STATED TASK:
Do not carry the pictures over; copy every other part of the entries exactly.

RECORD EXTRACTS:
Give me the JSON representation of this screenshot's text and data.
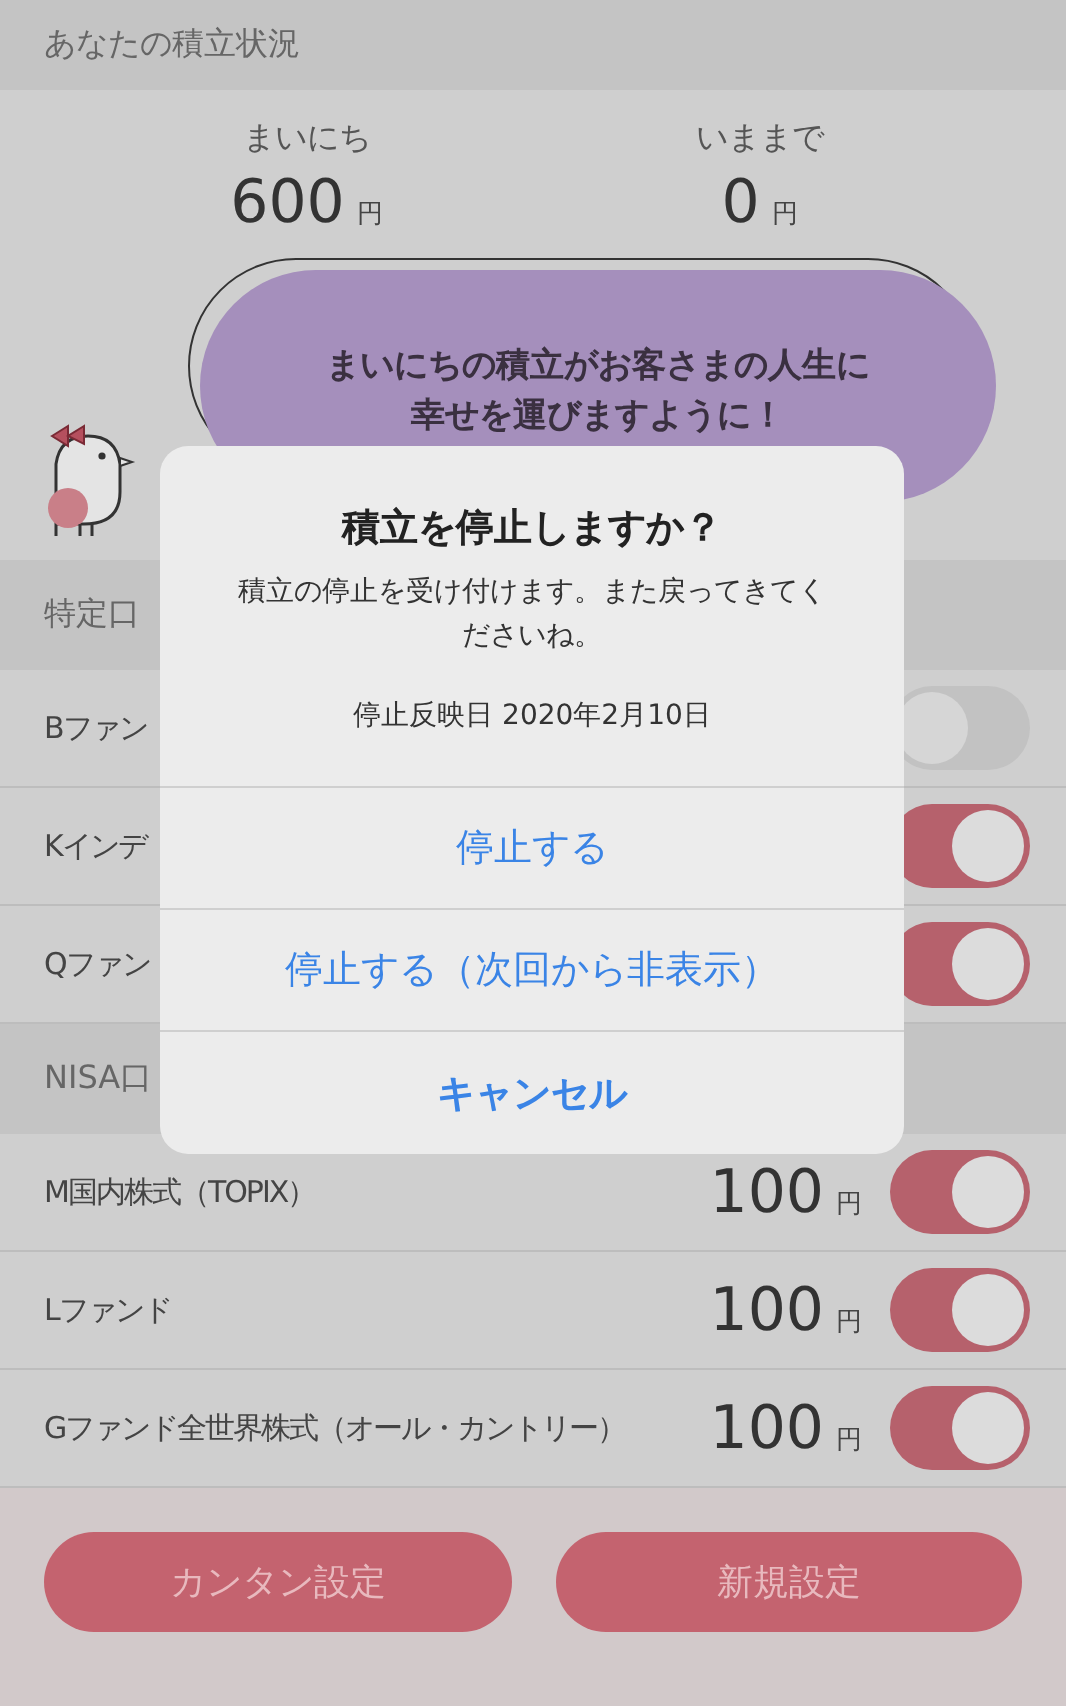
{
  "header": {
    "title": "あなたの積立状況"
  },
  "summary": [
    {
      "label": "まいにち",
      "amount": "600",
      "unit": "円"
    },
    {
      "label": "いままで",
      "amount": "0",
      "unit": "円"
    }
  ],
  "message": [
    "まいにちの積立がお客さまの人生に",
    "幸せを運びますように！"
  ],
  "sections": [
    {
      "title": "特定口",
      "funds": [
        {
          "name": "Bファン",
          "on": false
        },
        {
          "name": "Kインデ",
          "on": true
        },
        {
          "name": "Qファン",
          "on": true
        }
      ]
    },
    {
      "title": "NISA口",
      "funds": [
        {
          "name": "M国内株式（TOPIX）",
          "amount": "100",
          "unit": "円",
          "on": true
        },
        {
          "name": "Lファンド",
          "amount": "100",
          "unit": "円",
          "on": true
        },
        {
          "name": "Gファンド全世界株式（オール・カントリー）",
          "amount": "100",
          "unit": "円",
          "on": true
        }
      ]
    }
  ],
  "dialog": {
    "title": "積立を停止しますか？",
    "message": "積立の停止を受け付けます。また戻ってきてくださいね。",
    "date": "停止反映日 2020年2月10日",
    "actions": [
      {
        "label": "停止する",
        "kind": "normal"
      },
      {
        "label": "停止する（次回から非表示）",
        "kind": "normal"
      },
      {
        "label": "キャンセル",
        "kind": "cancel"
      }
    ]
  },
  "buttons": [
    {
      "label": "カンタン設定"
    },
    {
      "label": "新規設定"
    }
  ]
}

THE ANSWER:
Give me the JSON representation of this screenshot's text and data.
{
  "header": {
    "title": "あなたの積立状況"
  },
  "summary": [
    {
      "label": "まいにち",
      "amount": "600",
      "unit": "円"
    },
    {
      "label": "いままで",
      "amount": "0",
      "unit": "円"
    }
  ],
  "message": [
    "まいにちの積立がお客さまの人生に",
    "幸せを運びますように！"
  ],
  "sections": [
    {
      "title": "特定口",
      "funds": [
        {
          "name": "Bファン",
          "on": false
        },
        {
          "name": "Kインデ",
          "on": true
        },
        {
          "name": "Qファン",
          "on": true
        }
      ]
    },
    {
      "title": "NISA口",
      "funds": [
        {
          "name": "M国内株式（TOPIX）",
          "amount": "100",
          "unit": "円",
          "on": true
        },
        {
          "name": "Lファンド",
          "amount": "100",
          "unit": "円",
          "on": true
        },
        {
          "name": "Gファンド全世界株式（オール・カントリー）",
          "amount": "100",
          "unit": "円",
          "on": true
        }
      ]
    }
  ],
  "dialog": {
    "title": "積立を停止しますか？",
    "message": "積立の停止を受け付けます。また戻ってきてくださいね。",
    "date": "停止反映日 2020年2月10日",
    "actions": [
      {
        "label": "停止する",
        "kind": "normal"
      },
      {
        "label": "停止する（次回から非表示）",
        "kind": "normal"
      },
      {
        "label": "キャンセル",
        "kind": "cancel"
      }
    ]
  },
  "buttons": [
    {
      "label": "カンタン設定"
    },
    {
      "label": "新規設定"
    }
  ]
}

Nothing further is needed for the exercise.